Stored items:

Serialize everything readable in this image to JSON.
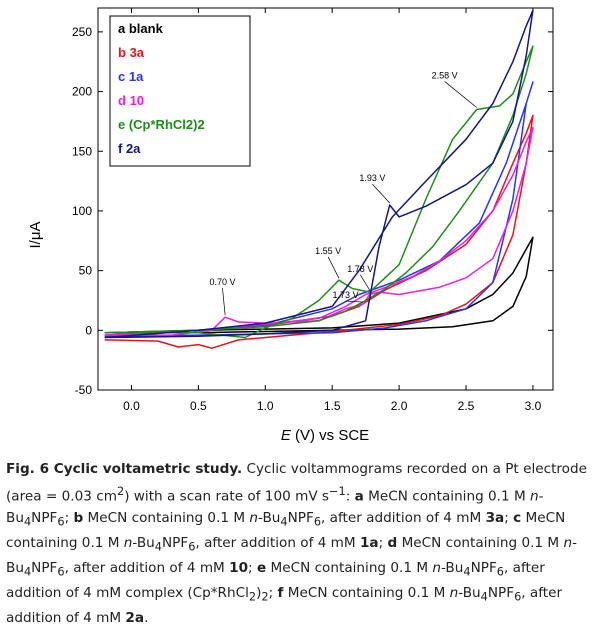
{
  "chart_data": {
    "type": "line",
    "xlabel_symbol": "E",
    "xlabel_rest": " (V) vs SCE",
    "ylabel": "I/μA",
    "xlim": [
      -0.25,
      3.15
    ],
    "ylim": [
      -50,
      270
    ],
    "xticks": [
      0.0,
      0.5,
      1.0,
      1.5,
      2.0,
      2.5,
      3.0
    ],
    "xtick_labels": [
      "0.0",
      "0.5",
      "1.0",
      "1.5",
      "2.0",
      "2.5",
      "3.0"
    ],
    "yticks": [
      -50,
      0,
      50,
      100,
      150,
      200,
      250
    ],
    "ytick_labels": [
      "-50",
      "0",
      "50",
      "100",
      "150",
      "200",
      "250"
    ],
    "legend_position": "top-left",
    "legend": [
      {
        "key": "a",
        "label": "blank",
        "color": "#000000"
      },
      {
        "key": "b",
        "label": "3a",
        "color": "#e8141b"
      },
      {
        "key": "c",
        "label": "1a",
        "color": "#2a37e6"
      },
      {
        "key": "d",
        "label": "10",
        "color": "#e722e0"
      },
      {
        "key": "e",
        "label": "(Cp*RhCl2)2",
        "color": "#228b1f"
      },
      {
        "key": "f",
        "label": "2a",
        "color": "#16167c"
      }
    ],
    "annotations": [
      {
        "text": "0.70 V",
        "x": 0.7,
        "y": 11,
        "label_x": 0.68,
        "label_y": 38
      },
      {
        "text": "1.55 V",
        "x": 1.55,
        "y": 42,
        "label_x": 1.47,
        "label_y": 64
      },
      {
        "text": "1.78 V",
        "x": 1.78,
        "y": 32,
        "label_x": 1.71,
        "label_y": 49
      },
      {
        "text": "1.73 V",
        "x": 1.73,
        "y": 22,
        "label_x": 1.6,
        "label_y": 27
      },
      {
        "text": "1.93 V",
        "x": 1.93,
        "y": 105,
        "label_x": 1.8,
        "label_y": 125
      },
      {
        "text": "2.58 V",
        "x": 2.58,
        "y": 185,
        "label_x": 2.34,
        "label_y": 211
      }
    ],
    "series": [
      {
        "name": "a blank",
        "color": "#000000",
        "x": [
          -0.2,
          0.5,
          1.0,
          1.5,
          2.0,
          2.4,
          2.7,
          2.85,
          2.95,
          3.0,
          2.95,
          2.85,
          2.7,
          2.5,
          2.0,
          1.5,
          1.0,
          0.5,
          -0.2
        ],
        "y": [
          -2,
          -2,
          -1,
          0,
          1,
          3,
          8,
          20,
          45,
          78,
          68,
          48,
          30,
          18,
          6,
          2,
          1,
          0,
          -2
        ]
      },
      {
        "name": "b 3a",
        "color": "#e8141b",
        "x": [
          -0.2,
          0.2,
          0.35,
          0.5,
          0.6,
          0.8,
          1.2,
          1.6,
          2.0,
          2.3,
          2.5,
          2.7,
          2.85,
          2.95,
          3.0,
          2.95,
          2.85,
          2.7,
          2.5,
          2.2,
          1.9,
          1.7,
          1.5,
          1.0,
          0.5,
          -0.2
        ],
        "y": [
          -8,
          -9,
          -14,
          -12,
          -15,
          -8,
          -4,
          0,
          5,
          12,
          22,
          40,
          80,
          140,
          180,
          165,
          140,
          100,
          72,
          50,
          34,
          20,
          12,
          4,
          0,
          -6
        ]
      },
      {
        "name": "c 1a",
        "color": "#2a37e6",
        "x": [
          -0.2,
          0.5,
          1.0,
          1.5,
          1.9,
          2.2,
          2.5,
          2.7,
          2.85,
          2.95,
          3.0,
          2.95,
          2.8,
          2.6,
          2.3,
          2.0,
          1.7,
          1.5,
          1.0,
          0.5,
          -0.2
        ],
        "y": [
          -5,
          -4,
          -3,
          -2,
          2,
          8,
          18,
          40,
          110,
          190,
          208,
          190,
          140,
          90,
          58,
          42,
          30,
          18,
          4,
          0,
          -4
        ]
      },
      {
        "name": "d 10",
        "color": "#e722e0",
        "x": [
          -0.2,
          0.3,
          0.6,
          0.7,
          0.8,
          1.0,
          1.4,
          1.6,
          1.73,
          1.78,
          1.85,
          2.0,
          2.3,
          2.5,
          2.7,
          2.85,
          2.95,
          3.0,
          2.95,
          2.85,
          2.7,
          2.5,
          2.3,
          2.1,
          1.9,
          1.75,
          1.6,
          1.4,
          1.0,
          0.5,
          -0.2
        ],
        "y": [
          -4,
          -4,
          0,
          11,
          7,
          6,
          8,
          18,
          22,
          30,
          32,
          30,
          36,
          44,
          60,
          100,
          140,
          170,
          158,
          130,
          100,
          75,
          58,
          45,
          36,
          30,
          20,
          10,
          5,
          0,
          -4
        ]
      },
      {
        "name": "e (Cp*RhCl2)2",
        "color": "#228b1f",
        "x": [
          -0.2,
          0.5,
          0.85,
          1.0,
          1.2,
          1.4,
          1.55,
          1.65,
          1.78,
          2.0,
          2.2,
          2.4,
          2.58,
          2.75,
          2.85,
          2.95,
          3.0,
          2.95,
          2.85,
          2.7,
          2.45,
          2.25,
          2.05,
          1.9,
          1.75,
          1.6,
          1.4,
          1.0,
          0.5,
          -0.2
        ],
        "y": [
          -2,
          -2,
          -6,
          2,
          10,
          25,
          42,
          35,
          32,
          55,
          110,
          160,
          185,
          188,
          198,
          225,
          238,
          215,
          180,
          140,
          100,
          70,
          48,
          35,
          25,
          16,
          8,
          3,
          0,
          -2
        ]
      },
      {
        "name": "f 2a",
        "color": "#16167c",
        "x": [
          -0.2,
          0.5,
          1.0,
          1.5,
          1.75,
          1.85,
          1.93,
          2.0,
          2.2,
          2.5,
          2.7,
          2.85,
          2.95,
          3.0,
          2.95,
          2.85,
          2.7,
          2.5,
          2.2,
          1.95,
          1.7,
          1.5,
          1.0,
          0.5,
          -0.2
        ],
        "y": [
          -6,
          -5,
          -3,
          0,
          8,
          70,
          105,
          95,
          104,
          122,
          140,
          175,
          230,
          268,
          255,
          225,
          190,
          160,
          125,
          95,
          50,
          20,
          6,
          0,
          -6
        ]
      }
    ]
  },
  "caption": {
    "title": "Fig. 6 Cyclic voltametric study.",
    "t1": " Cyclic voltammograms recorded on a Pt electrode (area = 0.03 cm",
    "area_exp": "2",
    "t2": ") with a scan rate of 100 mV s",
    "rate_exp": "−1",
    "t3": ": ",
    "a_key": "a",
    "a_text": " MeCN containing 0.1 M ",
    "a_n": "n",
    "a_salt": "-Bu",
    "a_sub4": "4",
    "a_npf": "NPF",
    "a_sub6": "6",
    "a_end": "; ",
    "b_key": "b",
    "b_text": " MeCN containing 0.1 M ",
    "b_n": "n",
    "b_salt": "-Bu",
    "b_sub4": "4",
    "b_npf": "NPF",
    "b_sub6": "6",
    "b_after": ", after addition of 4 mM ",
    "b_cmpd": "3a",
    "b_end": "; ",
    "c_key": "c",
    "c_text": " MeCN containing 0.1 M ",
    "c_n": "n",
    "c_salt": "-Bu",
    "c_sub4": "4",
    "c_npf": "NPF",
    "c_sub6": "6",
    "c_after": ", after addition of 4 mM ",
    "c_cmpd": "1a",
    "c_end": "; ",
    "d_key": "d",
    "d_text": " MeCN containing 0.1 M ",
    "d_n": "n",
    "d_salt": "-Bu",
    "d_sub4": "4",
    "d_npf": "NPF",
    "d_sub6": "6",
    "d_after": ", after addition of 4 mM ",
    "d_cmpd": "10",
    "d_end": "; ",
    "e_key": "e",
    "e_text": " MeCN containing 0.1 M ",
    "e_n": "n",
    "e_salt": "-Bu",
    "e_sub4": "4",
    "e_npf": "NPF",
    "e_sub6": "6",
    "e_after": ", after addition of 4 mM complex (Cp*RhCl",
    "e_sub2": "2",
    "e_close": ")",
    "e_sub2b": "2",
    "e_end": "; ",
    "f_key": "f",
    "f_text": " MeCN containing 0.1 M ",
    "f_n": "n",
    "f_salt": "-Bu",
    "f_sub4": "4",
    "f_npf": "NPF",
    "f_sub6": "6",
    "f_after": ", after addition of 4 mM ",
    "f_cmpd": "2a",
    "f_end": "."
  }
}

- AIM
Give only the number of lines in the data that hold the word "name".

- RESPONSE TO THIS EXERCISE
6